### Required task
Keep the pictures out and restate every record exactly.

· · · · ·

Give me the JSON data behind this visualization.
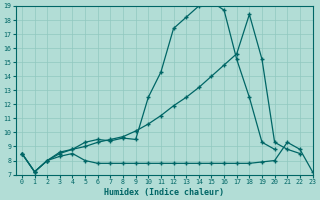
{
  "xlabel": "Humidex (Indice chaleur)",
  "bg_color": "#b2ddd6",
  "line_color": "#006666",
  "grid_color": "#90c8c0",
  "xlim": [
    -0.5,
    23
  ],
  "ylim": [
    7,
    19
  ],
  "xticks": [
    0,
    1,
    2,
    3,
    4,
    5,
    6,
    7,
    8,
    9,
    10,
    11,
    12,
    13,
    14,
    15,
    16,
    17,
    18,
    19,
    20,
    21,
    22,
    23
  ],
  "yticks": [
    7,
    8,
    9,
    10,
    11,
    12,
    13,
    14,
    15,
    16,
    17,
    18,
    19
  ],
  "line1_x": [
    0,
    1,
    2,
    3,
    4,
    5,
    6,
    7,
    8,
    9,
    10,
    11,
    12,
    13,
    14,
    15,
    16,
    17,
    18,
    19,
    20
  ],
  "line1_y": [
    8.5,
    7.2,
    8.0,
    8.6,
    8.8,
    9.3,
    9.5,
    9.4,
    9.6,
    9.5,
    12.5,
    14.3,
    17.4,
    18.2,
    19.0,
    19.3,
    18.7,
    15.2,
    12.5,
    9.3,
    8.8
  ],
  "line2_x": [
    0,
    1,
    2,
    3,
    4,
    5,
    6,
    7,
    8,
    9,
    10,
    11,
    12,
    13,
    14,
    15,
    16,
    17,
    18,
    19,
    20,
    21,
    22
  ],
  "line2_y": [
    8.5,
    7.2,
    8.0,
    8.5,
    8.8,
    9.0,
    9.3,
    9.5,
    9.7,
    10.1,
    10.6,
    11.2,
    11.9,
    12.5,
    13.2,
    14.0,
    14.8,
    15.6,
    18.4,
    15.2,
    9.3,
    8.8,
    8.5
  ],
  "line3_x": [
    0,
    1,
    2,
    3,
    4,
    5,
    6,
    7,
    8,
    9,
    10,
    11,
    12,
    13,
    14,
    15,
    16,
    17,
    18,
    19,
    20,
    21,
    22,
    23
  ],
  "line3_y": [
    8.5,
    7.2,
    8.0,
    8.3,
    8.5,
    8.0,
    7.8,
    7.8,
    7.8,
    7.8,
    7.8,
    7.8,
    7.8,
    7.8,
    7.8,
    7.8,
    7.8,
    7.8,
    7.8,
    7.9,
    8.0,
    9.3,
    8.8,
    7.2
  ]
}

· · · · ·

### Task output
Give me the JSON data behind this visualization.
{
  "xlabel": "Humidex (Indice chaleur)",
  "bg_color": "#b2ddd6",
  "line_color": "#006666",
  "grid_color": "#90c8c0",
  "xlim": [
    -0.5,
    23
  ],
  "ylim": [
    7,
    19
  ],
  "xticks": [
    0,
    1,
    2,
    3,
    4,
    5,
    6,
    7,
    8,
    9,
    10,
    11,
    12,
    13,
    14,
    15,
    16,
    17,
    18,
    19,
    20,
    21,
    22,
    23
  ],
  "yticks": [
    7,
    8,
    9,
    10,
    11,
    12,
    13,
    14,
    15,
    16,
    17,
    18,
    19
  ],
  "line1_x": [
    0,
    1,
    2,
    3,
    4,
    5,
    6,
    7,
    8,
    9,
    10,
    11,
    12,
    13,
    14,
    15,
    16,
    17,
    18,
    19,
    20
  ],
  "line1_y": [
    8.5,
    7.2,
    8.0,
    8.6,
    8.8,
    9.3,
    9.5,
    9.4,
    9.6,
    9.5,
    12.5,
    14.3,
    17.4,
    18.2,
    19.0,
    19.3,
    18.7,
    15.2,
    12.5,
    9.3,
    8.8
  ],
  "line2_x": [
    0,
    1,
    2,
    3,
    4,
    5,
    6,
    7,
    8,
    9,
    10,
    11,
    12,
    13,
    14,
    15,
    16,
    17,
    18,
    19,
    20,
    21,
    22
  ],
  "line2_y": [
    8.5,
    7.2,
    8.0,
    8.5,
    8.8,
    9.0,
    9.3,
    9.5,
    9.7,
    10.1,
    10.6,
    11.2,
    11.9,
    12.5,
    13.2,
    14.0,
    14.8,
    15.6,
    18.4,
    15.2,
    9.3,
    8.8,
    8.5
  ],
  "line3_x": [
    0,
    1,
    2,
    3,
    4,
    5,
    6,
    7,
    8,
    9,
    10,
    11,
    12,
    13,
    14,
    15,
    16,
    17,
    18,
    19,
    20,
    21,
    22,
    23
  ],
  "line3_y": [
    8.5,
    7.2,
    8.0,
    8.3,
    8.5,
    8.0,
    7.8,
    7.8,
    7.8,
    7.8,
    7.8,
    7.8,
    7.8,
    7.8,
    7.8,
    7.8,
    7.8,
    7.8,
    7.8,
    7.9,
    8.0,
    9.3,
    8.8,
    7.2
  ]
}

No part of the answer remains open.